# Start of Page text
Breitling vs. Rolex: Comparing two Elite Brands

Breitling vs. Rolex: Comparing two Elite Brands

Breitling vs. Rolex: Both brands are prominent pioneers in the watch world. Since their founding over a century ago, both brands have worked tirelessly to establish themselves as authorities within the watch industry.  They are also influencers within the watch culture. Although their stories span over the same period, Breitling and Rolex have each taken a unique approach to the business and fine art of watchmaking.

Leon Breitling established his brand in 1884 in a small workshop that specialized in building chronographs and precision watches. The designs were specifically intended for sports, science, and other niche industries. On the other hand, Hans Wilsdorf first founded a watch distribution business in 1905. It later took on the name Rolex when they began designing their own timepieces. Breitling’s initial focus was on carefully crafting precisions instruments for a specific purpose, namely aviation. Whereas, Wilsdorf honed his efforts on crafting high quality movements and complications.

Breitling vs. Rolex: An image of a Rolex Submariner on its side with a black dial and bezel

Each method proved successful for the respective brands. Within the first twenty years of business, both Breitling and Rolex carved out their places in the watch industry. Breitling worked on developing the chronograph function to help pilots calculate flight times, and as a result, they were able to secure partnerships with both the Royal Air Force and United States Army. Meanwhile, Rolex introduced several groundbreaking advancements in watchmaking with the creation of the first wristwatch to be certified as a chronometer. They also created the first waterproof and dustproof wristwatch, and the world’s first perpetual self-winding mechanism.

Breitling Vs. Rolex: The Mid-1900’s

During the late 1940’s and early 1950’s, Rolex began to unveil some of its most iconic models. First, the Datejust in 1945, the first self-winding wristwatch to display the date on the dial. Then, the Submariner in 1953, the first dive watch waterproof up to 100 meters. Next, the GMT Master in 1954, the first pilot watch to tell the time in multiple time zones at once. And finally, the Day-Date in 1956. This was first wristwatch to display the date and day of the week in a window on the dial.
# End of Page text
# Start of Data extract
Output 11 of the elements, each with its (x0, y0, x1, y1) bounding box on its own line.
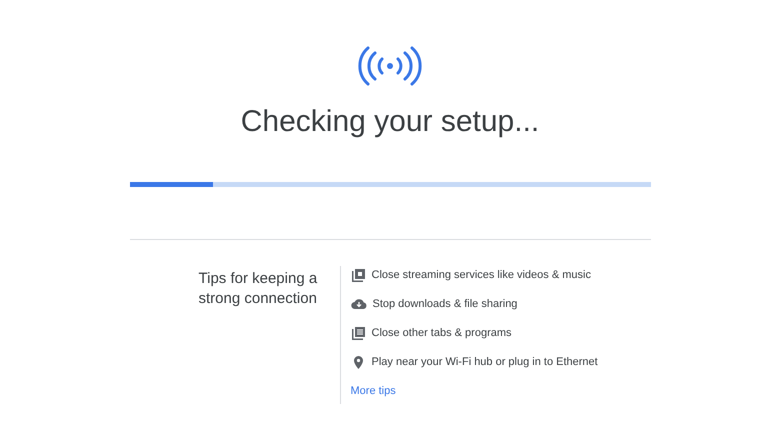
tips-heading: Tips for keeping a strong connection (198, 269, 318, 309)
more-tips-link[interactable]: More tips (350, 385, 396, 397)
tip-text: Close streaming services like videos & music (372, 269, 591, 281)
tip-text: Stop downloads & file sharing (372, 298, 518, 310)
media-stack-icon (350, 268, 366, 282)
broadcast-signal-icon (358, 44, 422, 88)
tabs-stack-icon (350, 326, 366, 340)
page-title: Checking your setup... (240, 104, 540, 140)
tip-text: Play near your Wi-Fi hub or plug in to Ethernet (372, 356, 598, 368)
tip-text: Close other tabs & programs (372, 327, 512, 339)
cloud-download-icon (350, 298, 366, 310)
# End of Data extract
# Start of Data extract
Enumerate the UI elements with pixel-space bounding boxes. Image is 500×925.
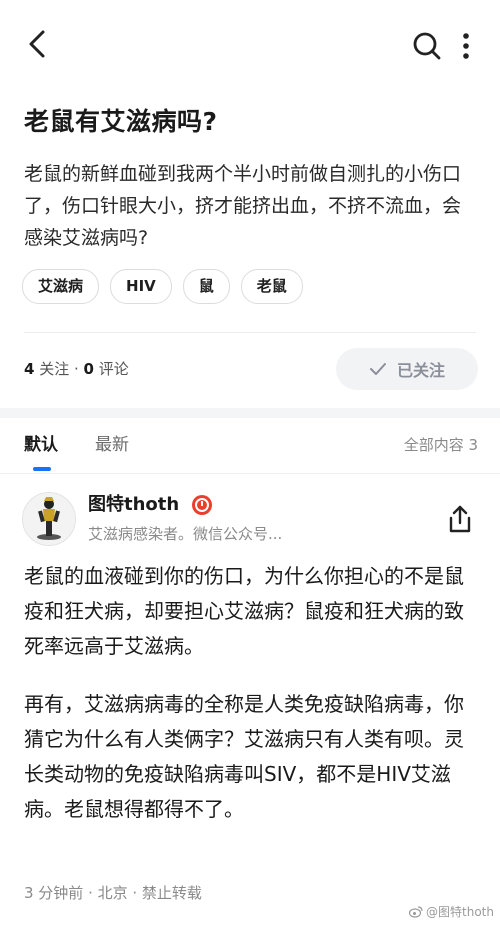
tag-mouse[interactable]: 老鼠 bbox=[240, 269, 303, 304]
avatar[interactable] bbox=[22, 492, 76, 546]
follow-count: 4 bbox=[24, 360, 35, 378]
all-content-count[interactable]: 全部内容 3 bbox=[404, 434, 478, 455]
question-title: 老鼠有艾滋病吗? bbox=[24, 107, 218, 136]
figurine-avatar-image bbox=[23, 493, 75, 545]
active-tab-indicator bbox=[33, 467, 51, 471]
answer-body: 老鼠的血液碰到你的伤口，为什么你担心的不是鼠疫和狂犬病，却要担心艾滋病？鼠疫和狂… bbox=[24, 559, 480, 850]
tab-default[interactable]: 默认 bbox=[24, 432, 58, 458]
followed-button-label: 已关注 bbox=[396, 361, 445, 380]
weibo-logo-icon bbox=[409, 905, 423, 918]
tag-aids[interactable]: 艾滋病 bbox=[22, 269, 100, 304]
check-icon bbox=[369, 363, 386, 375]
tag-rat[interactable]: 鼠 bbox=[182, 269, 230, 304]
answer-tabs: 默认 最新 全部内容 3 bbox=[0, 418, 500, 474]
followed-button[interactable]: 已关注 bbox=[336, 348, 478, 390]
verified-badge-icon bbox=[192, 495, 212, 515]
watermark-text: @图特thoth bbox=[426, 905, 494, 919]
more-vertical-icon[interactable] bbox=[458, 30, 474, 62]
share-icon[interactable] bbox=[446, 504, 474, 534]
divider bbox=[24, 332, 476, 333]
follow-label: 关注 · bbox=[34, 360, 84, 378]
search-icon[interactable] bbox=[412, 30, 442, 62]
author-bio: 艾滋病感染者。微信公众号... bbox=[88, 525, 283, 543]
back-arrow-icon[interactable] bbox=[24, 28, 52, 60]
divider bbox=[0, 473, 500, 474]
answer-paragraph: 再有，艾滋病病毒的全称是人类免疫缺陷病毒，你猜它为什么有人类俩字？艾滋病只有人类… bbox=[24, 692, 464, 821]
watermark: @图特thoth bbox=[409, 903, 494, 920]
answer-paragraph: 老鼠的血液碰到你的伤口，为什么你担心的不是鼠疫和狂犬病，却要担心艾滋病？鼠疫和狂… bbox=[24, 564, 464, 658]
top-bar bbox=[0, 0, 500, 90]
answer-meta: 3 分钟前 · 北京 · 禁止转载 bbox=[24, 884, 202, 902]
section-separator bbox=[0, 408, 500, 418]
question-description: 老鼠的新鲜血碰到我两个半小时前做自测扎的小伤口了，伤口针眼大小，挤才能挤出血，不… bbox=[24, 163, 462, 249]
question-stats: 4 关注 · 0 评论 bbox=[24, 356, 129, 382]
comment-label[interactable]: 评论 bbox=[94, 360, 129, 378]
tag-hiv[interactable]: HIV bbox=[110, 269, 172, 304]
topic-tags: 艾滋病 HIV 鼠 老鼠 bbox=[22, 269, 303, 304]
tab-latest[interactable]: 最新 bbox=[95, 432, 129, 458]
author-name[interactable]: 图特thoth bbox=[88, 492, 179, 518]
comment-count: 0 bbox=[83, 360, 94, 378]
# End of Data extract
# Start of Data extract
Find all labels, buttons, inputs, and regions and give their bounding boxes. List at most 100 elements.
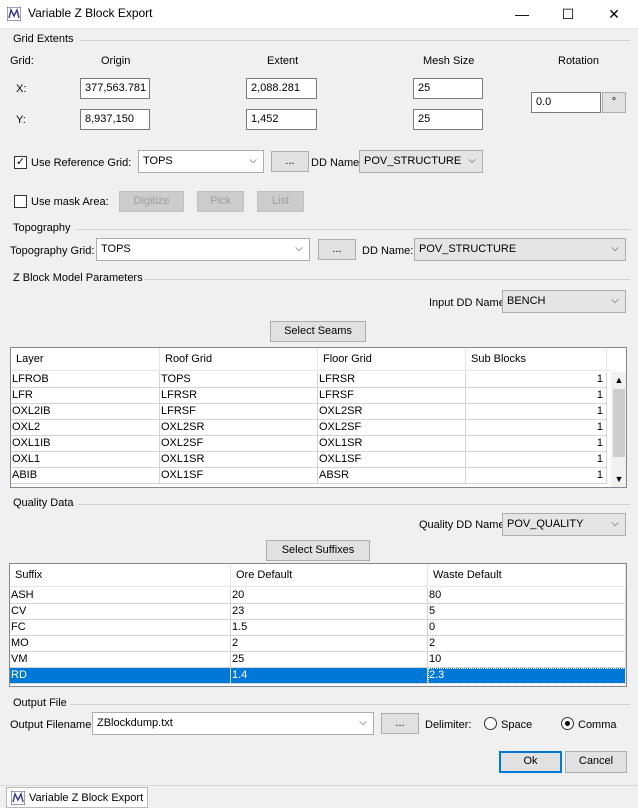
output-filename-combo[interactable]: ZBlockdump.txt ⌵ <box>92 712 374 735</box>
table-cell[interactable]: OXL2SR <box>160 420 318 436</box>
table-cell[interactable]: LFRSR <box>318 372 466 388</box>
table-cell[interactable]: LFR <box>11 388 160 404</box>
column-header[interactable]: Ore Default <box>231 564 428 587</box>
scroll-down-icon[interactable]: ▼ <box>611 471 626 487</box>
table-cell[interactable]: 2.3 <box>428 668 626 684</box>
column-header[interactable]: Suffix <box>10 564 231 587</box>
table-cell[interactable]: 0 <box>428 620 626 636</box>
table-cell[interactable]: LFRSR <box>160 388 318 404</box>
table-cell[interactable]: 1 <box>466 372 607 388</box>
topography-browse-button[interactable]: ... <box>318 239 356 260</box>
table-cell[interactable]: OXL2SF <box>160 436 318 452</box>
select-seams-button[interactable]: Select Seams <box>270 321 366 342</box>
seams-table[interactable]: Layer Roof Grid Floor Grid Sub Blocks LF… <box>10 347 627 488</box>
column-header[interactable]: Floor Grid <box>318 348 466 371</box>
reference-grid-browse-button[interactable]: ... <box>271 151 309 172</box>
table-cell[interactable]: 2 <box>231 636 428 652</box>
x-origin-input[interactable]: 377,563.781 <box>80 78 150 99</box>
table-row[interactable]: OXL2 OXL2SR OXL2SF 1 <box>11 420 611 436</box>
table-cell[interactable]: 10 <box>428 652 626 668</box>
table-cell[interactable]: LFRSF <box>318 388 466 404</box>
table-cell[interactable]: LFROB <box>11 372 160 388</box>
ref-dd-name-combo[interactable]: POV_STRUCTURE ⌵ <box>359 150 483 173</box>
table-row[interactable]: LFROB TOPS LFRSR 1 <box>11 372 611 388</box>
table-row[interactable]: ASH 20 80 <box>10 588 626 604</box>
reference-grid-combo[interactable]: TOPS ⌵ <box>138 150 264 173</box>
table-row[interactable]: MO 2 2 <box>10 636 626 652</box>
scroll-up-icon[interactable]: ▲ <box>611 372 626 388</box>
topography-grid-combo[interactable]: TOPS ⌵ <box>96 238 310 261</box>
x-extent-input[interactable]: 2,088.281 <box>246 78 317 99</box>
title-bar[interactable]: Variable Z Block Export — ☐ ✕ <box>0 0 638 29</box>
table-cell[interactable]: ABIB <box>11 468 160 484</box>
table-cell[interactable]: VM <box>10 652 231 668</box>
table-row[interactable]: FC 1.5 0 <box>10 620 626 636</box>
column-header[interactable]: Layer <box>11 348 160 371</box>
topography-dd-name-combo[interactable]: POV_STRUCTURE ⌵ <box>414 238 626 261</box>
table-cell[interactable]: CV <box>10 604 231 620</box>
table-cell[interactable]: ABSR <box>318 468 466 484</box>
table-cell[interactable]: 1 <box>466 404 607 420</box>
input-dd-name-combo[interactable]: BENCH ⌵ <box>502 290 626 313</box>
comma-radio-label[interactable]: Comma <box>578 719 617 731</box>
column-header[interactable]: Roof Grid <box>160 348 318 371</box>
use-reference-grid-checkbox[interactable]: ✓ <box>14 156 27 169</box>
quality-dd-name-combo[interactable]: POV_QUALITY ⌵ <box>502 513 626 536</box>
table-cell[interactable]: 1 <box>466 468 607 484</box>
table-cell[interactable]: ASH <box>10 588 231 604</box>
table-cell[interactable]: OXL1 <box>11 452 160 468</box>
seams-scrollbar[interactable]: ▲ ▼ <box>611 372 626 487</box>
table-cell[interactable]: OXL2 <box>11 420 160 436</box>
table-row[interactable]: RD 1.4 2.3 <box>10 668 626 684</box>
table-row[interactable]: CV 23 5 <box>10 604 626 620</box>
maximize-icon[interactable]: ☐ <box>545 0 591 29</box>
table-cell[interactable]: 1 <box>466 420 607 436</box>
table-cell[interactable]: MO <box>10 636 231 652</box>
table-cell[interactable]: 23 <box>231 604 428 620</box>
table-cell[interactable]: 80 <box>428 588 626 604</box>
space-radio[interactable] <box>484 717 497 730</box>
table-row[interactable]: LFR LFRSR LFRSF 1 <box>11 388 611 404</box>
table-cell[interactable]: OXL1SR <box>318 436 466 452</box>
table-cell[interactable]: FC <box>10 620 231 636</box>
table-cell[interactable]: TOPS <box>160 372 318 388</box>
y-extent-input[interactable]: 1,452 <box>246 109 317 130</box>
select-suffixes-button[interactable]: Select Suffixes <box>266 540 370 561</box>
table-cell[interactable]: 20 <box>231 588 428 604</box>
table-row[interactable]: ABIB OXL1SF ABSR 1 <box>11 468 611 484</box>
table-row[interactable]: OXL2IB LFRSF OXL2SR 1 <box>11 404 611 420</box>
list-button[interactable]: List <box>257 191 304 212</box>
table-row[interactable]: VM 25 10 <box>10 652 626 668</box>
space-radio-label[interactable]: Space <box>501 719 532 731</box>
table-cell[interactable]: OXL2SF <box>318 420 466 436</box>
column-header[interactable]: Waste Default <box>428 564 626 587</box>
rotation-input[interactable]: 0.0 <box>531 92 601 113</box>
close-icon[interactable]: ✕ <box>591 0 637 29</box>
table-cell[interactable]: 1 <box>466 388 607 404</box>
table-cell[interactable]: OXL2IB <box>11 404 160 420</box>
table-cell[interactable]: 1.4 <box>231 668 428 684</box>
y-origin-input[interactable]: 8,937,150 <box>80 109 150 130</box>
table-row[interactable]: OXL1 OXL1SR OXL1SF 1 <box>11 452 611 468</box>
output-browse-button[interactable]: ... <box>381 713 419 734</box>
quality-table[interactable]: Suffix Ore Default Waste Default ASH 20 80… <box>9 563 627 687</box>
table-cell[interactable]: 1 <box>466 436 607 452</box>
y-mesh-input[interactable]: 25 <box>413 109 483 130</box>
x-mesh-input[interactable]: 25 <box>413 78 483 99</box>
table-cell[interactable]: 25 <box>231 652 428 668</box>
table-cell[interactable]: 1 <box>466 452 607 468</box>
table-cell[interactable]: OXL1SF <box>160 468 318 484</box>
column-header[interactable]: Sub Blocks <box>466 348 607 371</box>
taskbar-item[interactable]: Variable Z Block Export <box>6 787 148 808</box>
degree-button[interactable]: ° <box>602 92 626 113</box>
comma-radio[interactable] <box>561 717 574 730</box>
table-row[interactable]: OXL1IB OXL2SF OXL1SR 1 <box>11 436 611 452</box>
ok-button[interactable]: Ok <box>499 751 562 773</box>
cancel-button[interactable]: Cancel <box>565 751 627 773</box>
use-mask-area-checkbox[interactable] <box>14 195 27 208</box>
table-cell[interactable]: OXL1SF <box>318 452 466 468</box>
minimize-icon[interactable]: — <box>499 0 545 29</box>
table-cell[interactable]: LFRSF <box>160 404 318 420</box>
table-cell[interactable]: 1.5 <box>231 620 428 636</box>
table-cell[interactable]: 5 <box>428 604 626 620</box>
# End of Data extract
# [Instruction]
Using the Breitling vs. Rolex text, say whether each statement agrees with it, answering yes or no and quoting the words that decide it. (a) Breitling began in 1884 in a small workshop. (b) The Submariner, introduced in 1953, was waterproof up to 200 meters. (c) Breitling secured partnerships with the Royal Air Force and the United States Navy.

# [Worked solution]
(a) Yes: "Leon Breitling established his brand in 1884 in a small workshop"
(b) No: "the Submariner in 1953, the first dive watch waterproof up to 100 meters"
(c) No: "partnerships with both the Royal Air Force and United States Army"